-- BEGIN Records supplied --

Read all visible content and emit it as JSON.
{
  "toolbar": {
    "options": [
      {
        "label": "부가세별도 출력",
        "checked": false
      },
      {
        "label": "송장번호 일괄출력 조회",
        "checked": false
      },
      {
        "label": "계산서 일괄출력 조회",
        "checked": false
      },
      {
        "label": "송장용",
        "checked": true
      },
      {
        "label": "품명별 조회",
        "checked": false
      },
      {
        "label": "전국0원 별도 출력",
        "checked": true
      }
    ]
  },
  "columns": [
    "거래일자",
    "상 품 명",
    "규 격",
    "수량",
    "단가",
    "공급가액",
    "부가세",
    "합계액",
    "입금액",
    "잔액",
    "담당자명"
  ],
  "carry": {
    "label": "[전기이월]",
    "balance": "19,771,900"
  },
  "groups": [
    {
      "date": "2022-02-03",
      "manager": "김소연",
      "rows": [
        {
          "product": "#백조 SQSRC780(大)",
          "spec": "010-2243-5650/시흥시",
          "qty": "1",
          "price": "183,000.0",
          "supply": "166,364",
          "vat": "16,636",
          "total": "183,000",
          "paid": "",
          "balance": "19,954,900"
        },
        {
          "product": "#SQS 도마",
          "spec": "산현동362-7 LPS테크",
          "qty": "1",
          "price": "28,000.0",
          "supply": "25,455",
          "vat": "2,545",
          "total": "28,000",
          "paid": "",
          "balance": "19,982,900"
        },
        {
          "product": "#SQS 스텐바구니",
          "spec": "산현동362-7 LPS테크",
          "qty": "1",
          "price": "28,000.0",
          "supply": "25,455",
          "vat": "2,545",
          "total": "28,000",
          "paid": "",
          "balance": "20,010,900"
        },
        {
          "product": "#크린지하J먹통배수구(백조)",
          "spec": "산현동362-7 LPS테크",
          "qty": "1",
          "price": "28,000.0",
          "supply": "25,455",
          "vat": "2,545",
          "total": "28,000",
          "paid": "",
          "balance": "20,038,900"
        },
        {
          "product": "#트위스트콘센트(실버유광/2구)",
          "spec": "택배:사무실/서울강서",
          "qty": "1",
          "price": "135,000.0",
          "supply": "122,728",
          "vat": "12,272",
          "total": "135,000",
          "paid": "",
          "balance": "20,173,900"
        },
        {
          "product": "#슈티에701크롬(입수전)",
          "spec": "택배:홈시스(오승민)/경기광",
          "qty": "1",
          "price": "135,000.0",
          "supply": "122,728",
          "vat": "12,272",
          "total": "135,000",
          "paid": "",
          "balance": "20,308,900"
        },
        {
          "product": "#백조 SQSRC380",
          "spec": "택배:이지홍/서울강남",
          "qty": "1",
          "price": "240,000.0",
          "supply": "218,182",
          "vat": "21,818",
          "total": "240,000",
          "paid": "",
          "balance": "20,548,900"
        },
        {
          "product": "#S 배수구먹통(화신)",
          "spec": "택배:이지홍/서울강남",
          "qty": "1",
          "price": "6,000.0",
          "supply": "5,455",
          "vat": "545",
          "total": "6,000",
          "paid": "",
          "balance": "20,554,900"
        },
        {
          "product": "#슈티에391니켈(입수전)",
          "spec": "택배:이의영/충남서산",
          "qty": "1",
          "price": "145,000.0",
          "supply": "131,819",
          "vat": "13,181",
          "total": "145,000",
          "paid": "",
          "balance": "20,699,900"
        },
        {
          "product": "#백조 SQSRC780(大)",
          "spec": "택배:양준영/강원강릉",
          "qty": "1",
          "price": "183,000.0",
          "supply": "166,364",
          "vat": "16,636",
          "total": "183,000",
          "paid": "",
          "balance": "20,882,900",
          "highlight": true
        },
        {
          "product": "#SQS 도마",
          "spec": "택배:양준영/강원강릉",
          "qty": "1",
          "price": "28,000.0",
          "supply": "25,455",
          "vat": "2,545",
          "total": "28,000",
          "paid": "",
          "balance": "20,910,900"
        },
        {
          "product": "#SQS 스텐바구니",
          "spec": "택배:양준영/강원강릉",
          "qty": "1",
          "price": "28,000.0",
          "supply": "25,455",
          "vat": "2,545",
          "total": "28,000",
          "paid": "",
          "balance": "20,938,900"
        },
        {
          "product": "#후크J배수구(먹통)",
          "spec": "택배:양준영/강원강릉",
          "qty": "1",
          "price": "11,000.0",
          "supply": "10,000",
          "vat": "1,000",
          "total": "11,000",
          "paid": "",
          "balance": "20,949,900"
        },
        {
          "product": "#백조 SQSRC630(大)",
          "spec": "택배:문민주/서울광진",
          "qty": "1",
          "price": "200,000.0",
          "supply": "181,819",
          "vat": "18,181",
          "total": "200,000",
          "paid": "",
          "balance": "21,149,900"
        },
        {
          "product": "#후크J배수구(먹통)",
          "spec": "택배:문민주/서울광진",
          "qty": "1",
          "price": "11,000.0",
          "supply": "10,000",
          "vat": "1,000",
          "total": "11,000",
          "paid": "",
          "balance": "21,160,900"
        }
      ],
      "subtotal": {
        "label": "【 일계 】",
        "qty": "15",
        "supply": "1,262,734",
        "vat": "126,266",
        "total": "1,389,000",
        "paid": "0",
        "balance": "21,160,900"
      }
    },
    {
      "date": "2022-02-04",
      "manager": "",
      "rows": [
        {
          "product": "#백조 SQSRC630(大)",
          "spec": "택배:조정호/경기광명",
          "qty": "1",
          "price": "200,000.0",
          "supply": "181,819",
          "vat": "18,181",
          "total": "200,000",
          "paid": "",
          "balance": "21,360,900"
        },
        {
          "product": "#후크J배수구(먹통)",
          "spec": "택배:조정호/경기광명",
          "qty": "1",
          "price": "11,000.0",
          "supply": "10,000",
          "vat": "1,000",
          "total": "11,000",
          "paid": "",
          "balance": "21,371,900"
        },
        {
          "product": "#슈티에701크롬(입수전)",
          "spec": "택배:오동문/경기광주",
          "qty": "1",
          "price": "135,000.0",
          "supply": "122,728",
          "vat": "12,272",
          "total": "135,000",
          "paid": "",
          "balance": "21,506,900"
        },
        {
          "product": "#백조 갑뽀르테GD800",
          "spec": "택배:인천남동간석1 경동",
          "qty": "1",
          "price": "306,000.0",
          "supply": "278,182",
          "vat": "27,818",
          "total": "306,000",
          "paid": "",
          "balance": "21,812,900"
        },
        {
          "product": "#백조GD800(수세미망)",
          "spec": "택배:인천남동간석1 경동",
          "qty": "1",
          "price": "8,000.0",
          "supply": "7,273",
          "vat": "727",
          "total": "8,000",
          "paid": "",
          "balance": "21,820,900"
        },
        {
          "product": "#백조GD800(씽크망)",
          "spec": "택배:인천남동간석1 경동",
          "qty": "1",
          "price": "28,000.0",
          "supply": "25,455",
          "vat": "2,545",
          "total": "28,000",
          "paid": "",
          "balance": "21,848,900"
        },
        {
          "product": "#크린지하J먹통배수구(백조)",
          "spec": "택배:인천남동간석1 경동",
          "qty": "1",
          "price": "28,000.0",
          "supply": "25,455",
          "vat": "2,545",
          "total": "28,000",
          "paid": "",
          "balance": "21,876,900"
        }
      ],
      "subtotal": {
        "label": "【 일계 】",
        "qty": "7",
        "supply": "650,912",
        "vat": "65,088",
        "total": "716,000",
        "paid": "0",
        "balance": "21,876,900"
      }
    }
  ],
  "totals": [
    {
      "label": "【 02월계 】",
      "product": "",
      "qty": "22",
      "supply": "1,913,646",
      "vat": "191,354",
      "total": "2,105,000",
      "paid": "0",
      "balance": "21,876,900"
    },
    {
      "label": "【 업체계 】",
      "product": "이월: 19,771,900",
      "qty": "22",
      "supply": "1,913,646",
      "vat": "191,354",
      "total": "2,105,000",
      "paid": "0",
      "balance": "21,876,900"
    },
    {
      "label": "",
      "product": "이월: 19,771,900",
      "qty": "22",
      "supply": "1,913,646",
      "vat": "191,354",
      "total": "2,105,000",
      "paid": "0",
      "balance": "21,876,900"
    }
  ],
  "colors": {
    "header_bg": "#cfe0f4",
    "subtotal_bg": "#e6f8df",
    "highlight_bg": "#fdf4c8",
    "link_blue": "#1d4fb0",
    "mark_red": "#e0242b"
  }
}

-- END Records supplied --

#### [What to work on]
Using the listing above, pick out each line that contains the word "label", then copy it.

#### [Answer for this exercise]
        "label": "부가세별도 출력",
        "label": "송장번호 일괄출력 조회",
        "label": "계산서 일괄출력 조회",
        "label": "송장용",
        "label": "품명별 조회",
        "label": "전국0원 별도 출력",
    "label": "[전기이월]",
        "label": "【 일계 】",
        "label": "【 일계 】",
      "label": "【 02월계 】",
      "label": "【 업체계 】",
      "label": "",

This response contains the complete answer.